(Figure dataset records)

********

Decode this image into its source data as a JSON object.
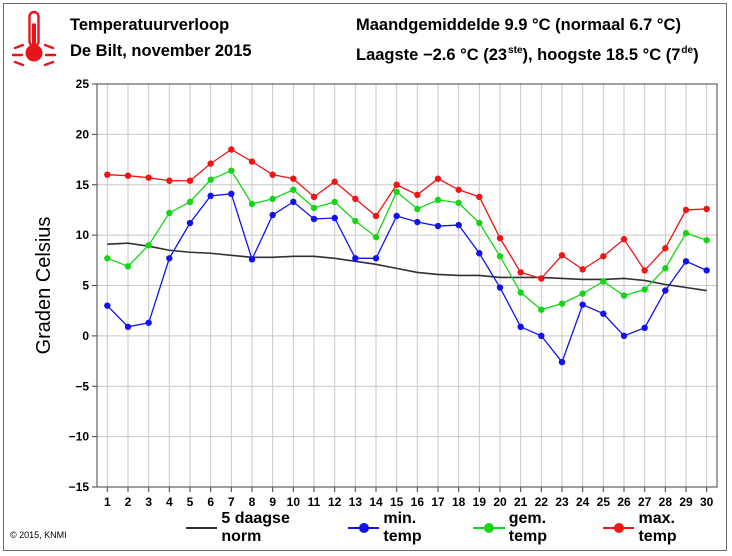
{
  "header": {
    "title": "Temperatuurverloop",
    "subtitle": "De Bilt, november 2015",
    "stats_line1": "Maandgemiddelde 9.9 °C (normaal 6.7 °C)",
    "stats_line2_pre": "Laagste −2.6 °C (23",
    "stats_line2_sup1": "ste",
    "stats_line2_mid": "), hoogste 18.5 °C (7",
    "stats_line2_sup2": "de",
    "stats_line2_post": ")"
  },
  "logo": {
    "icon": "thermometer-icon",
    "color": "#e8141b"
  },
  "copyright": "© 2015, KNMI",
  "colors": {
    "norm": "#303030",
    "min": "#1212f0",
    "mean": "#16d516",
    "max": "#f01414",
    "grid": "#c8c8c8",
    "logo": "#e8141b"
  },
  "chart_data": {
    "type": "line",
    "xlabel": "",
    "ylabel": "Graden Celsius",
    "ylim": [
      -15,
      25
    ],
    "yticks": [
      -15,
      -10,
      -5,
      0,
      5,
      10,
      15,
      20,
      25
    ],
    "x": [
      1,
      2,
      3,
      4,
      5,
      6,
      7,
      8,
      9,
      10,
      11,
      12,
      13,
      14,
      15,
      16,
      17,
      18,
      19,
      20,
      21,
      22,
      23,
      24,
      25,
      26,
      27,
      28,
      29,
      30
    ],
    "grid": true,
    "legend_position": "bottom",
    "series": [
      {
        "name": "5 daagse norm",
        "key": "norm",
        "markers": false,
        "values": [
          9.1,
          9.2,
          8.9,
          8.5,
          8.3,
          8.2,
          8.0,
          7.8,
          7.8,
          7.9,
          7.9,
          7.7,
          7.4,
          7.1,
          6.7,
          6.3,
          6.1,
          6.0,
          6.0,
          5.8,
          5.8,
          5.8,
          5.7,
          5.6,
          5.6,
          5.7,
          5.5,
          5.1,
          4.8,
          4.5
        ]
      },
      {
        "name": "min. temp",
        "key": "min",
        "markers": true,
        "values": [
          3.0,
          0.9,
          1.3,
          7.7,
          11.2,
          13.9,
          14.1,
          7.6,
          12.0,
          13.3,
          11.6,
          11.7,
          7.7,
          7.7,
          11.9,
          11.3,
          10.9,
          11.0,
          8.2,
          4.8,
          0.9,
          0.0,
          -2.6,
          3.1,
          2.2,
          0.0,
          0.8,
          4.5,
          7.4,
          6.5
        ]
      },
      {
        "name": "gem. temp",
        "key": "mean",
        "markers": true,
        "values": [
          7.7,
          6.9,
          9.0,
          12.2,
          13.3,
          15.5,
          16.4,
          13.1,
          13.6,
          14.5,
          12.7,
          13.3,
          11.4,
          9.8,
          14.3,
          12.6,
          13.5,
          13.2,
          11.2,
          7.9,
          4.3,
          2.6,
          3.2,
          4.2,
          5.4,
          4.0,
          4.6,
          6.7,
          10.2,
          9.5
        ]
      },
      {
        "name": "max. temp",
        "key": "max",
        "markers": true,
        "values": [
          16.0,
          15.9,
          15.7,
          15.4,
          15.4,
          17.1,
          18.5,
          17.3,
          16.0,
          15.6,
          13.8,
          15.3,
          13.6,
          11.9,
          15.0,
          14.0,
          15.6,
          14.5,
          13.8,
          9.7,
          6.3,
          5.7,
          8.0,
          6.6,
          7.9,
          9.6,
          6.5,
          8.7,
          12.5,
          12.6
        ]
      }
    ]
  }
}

********

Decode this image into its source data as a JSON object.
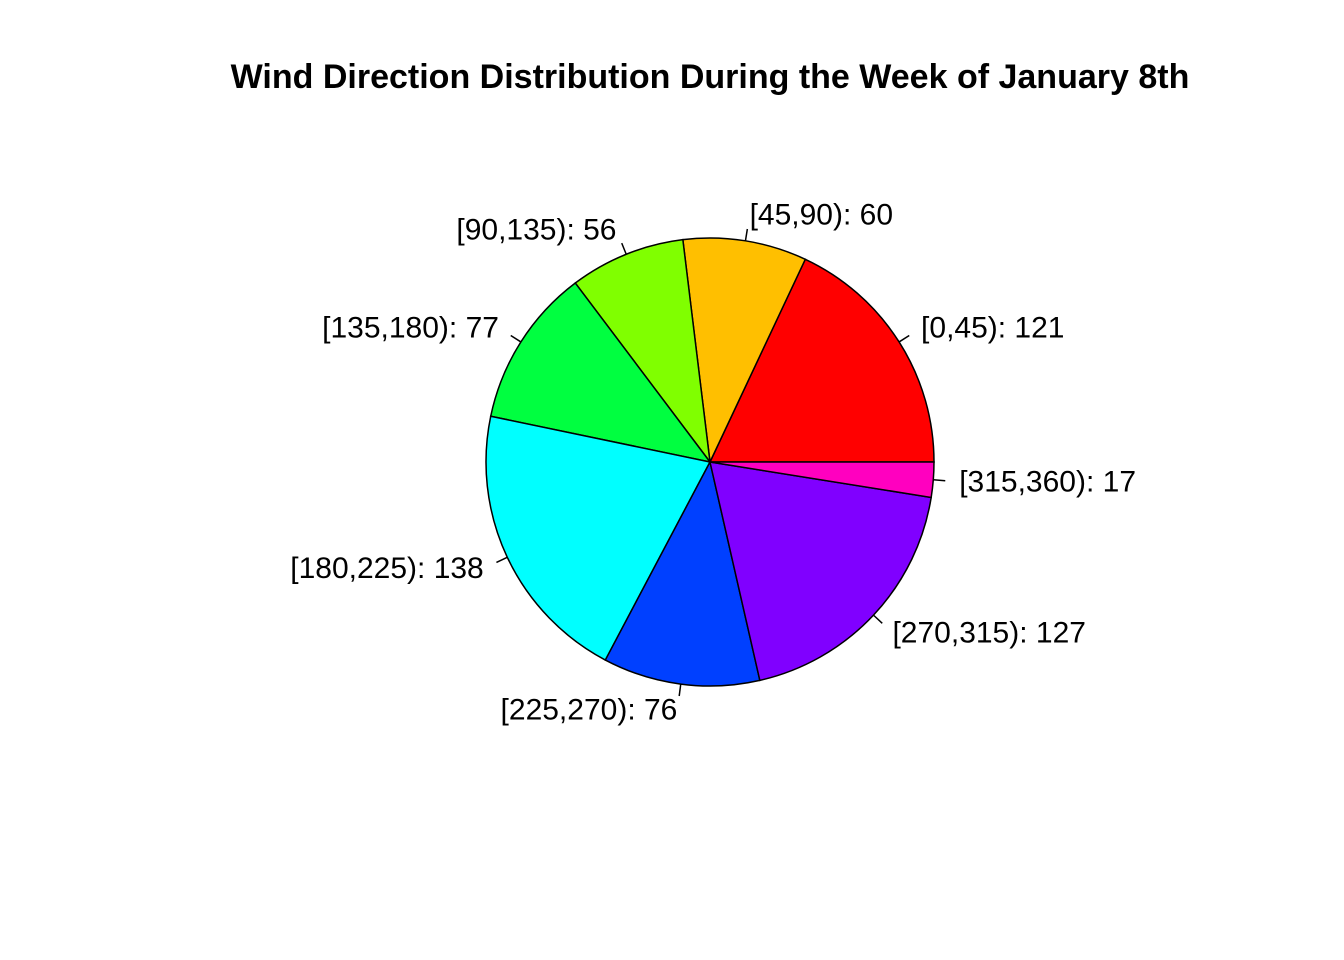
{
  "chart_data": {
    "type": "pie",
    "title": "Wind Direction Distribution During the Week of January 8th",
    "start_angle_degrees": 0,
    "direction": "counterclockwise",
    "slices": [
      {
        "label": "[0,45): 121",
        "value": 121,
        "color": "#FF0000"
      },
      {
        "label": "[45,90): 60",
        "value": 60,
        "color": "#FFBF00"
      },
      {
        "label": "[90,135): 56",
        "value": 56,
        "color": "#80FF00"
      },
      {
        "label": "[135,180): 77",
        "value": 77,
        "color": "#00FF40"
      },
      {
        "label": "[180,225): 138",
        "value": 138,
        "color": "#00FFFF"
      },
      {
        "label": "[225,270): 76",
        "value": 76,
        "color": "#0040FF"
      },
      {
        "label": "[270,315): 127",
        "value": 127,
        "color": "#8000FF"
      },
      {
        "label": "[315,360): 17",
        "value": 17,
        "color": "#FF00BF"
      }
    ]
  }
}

********

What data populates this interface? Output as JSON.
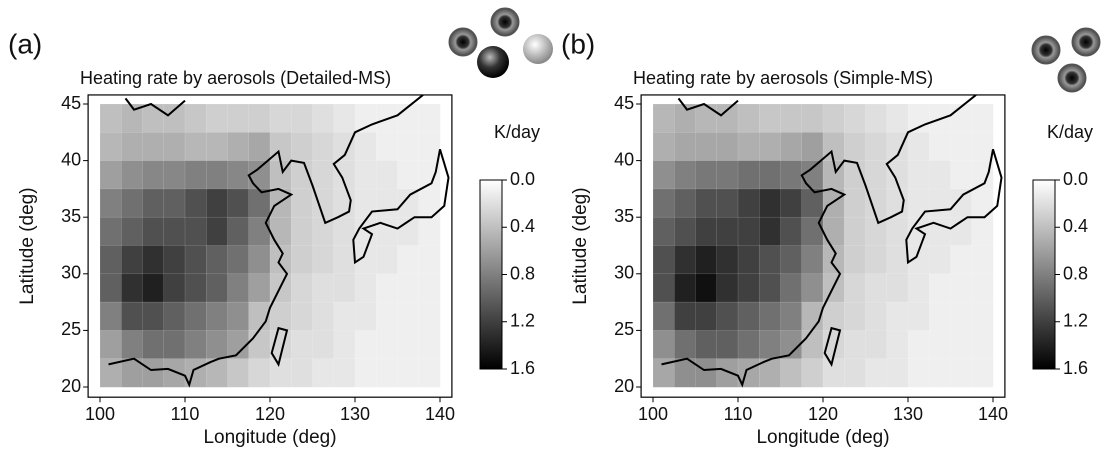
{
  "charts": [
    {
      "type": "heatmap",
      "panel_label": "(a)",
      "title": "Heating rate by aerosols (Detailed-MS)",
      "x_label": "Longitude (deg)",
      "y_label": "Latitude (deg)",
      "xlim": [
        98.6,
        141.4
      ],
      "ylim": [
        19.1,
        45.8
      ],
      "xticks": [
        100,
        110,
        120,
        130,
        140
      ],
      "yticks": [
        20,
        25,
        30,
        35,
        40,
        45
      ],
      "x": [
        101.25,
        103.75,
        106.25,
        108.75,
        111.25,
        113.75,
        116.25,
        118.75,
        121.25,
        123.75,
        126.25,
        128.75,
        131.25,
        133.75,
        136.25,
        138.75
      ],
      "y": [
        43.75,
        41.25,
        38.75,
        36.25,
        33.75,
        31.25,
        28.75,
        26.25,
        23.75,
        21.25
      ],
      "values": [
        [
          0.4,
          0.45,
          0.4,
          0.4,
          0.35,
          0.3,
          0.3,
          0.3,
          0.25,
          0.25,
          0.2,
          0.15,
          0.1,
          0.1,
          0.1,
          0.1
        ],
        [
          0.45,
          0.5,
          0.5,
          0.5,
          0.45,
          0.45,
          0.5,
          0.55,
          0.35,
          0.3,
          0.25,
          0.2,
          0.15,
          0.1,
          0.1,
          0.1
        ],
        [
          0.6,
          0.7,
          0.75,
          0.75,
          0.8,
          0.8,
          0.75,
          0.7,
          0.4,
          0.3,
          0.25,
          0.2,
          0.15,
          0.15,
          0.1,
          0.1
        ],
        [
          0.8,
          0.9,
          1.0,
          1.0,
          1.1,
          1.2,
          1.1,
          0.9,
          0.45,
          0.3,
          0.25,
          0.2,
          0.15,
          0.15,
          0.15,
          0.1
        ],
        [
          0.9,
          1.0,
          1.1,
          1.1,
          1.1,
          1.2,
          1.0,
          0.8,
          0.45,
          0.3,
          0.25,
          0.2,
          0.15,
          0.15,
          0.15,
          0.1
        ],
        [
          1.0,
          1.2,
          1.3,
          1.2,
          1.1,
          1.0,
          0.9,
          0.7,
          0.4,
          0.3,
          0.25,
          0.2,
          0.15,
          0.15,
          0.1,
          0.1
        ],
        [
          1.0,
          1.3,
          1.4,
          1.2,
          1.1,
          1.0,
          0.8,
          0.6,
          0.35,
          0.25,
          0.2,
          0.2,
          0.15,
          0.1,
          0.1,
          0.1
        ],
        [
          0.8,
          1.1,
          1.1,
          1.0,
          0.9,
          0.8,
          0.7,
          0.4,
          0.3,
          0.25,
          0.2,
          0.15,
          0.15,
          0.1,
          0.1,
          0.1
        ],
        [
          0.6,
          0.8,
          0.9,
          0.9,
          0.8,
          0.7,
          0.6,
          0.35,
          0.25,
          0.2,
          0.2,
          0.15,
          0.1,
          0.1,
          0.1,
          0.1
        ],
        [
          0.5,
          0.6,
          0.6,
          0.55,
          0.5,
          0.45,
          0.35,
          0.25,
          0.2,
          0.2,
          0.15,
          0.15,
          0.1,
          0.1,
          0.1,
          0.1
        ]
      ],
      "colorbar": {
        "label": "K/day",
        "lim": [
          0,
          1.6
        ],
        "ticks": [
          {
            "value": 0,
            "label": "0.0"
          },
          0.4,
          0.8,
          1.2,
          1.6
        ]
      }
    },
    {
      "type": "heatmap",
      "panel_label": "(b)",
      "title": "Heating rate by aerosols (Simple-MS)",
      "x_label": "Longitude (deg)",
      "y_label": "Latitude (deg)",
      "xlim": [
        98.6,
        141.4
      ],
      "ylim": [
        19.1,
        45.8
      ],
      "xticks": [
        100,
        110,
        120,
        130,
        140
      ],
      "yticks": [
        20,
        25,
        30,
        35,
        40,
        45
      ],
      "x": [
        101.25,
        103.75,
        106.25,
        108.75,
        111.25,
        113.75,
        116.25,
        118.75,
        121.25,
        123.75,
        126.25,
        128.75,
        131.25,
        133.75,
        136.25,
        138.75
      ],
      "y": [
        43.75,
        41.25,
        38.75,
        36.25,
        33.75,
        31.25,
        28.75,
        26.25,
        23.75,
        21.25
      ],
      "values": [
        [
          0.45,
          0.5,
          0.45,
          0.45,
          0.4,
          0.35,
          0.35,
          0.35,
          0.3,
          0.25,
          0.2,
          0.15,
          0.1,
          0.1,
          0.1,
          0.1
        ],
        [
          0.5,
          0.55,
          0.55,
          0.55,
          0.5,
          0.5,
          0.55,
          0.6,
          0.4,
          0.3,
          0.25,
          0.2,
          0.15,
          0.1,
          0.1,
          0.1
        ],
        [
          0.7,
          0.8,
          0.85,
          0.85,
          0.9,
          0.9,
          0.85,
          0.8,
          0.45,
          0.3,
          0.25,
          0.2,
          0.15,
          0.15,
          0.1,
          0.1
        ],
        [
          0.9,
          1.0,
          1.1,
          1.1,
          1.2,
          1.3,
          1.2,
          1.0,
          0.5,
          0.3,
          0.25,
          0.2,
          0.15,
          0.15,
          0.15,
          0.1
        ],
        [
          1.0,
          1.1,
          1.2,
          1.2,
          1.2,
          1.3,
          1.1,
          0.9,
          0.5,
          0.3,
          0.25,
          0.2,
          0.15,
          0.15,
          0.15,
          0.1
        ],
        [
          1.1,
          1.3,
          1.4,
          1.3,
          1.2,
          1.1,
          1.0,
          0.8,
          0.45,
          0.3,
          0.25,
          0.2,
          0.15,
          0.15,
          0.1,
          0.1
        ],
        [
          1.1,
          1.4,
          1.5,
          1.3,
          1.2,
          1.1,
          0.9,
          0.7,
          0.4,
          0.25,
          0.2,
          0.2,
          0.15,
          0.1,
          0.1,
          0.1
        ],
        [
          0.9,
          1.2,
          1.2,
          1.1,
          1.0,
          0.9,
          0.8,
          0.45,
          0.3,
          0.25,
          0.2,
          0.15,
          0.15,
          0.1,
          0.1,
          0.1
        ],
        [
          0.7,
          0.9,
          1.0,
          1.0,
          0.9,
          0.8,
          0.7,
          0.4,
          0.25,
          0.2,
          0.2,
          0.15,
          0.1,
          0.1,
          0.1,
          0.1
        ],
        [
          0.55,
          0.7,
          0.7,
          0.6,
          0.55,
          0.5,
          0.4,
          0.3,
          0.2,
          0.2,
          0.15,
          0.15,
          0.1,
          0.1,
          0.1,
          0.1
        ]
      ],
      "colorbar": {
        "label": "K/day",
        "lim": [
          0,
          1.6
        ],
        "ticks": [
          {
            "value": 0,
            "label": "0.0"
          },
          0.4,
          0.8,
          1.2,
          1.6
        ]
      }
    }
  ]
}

********

Goal >> Find the word "rate" in the data and show each line that holds it.

Result of the exercise >>
      "title": "Heating rate by aerosols (Detailed-MS)",
      "title": "Heating rate by aerosols (Simple-MS)",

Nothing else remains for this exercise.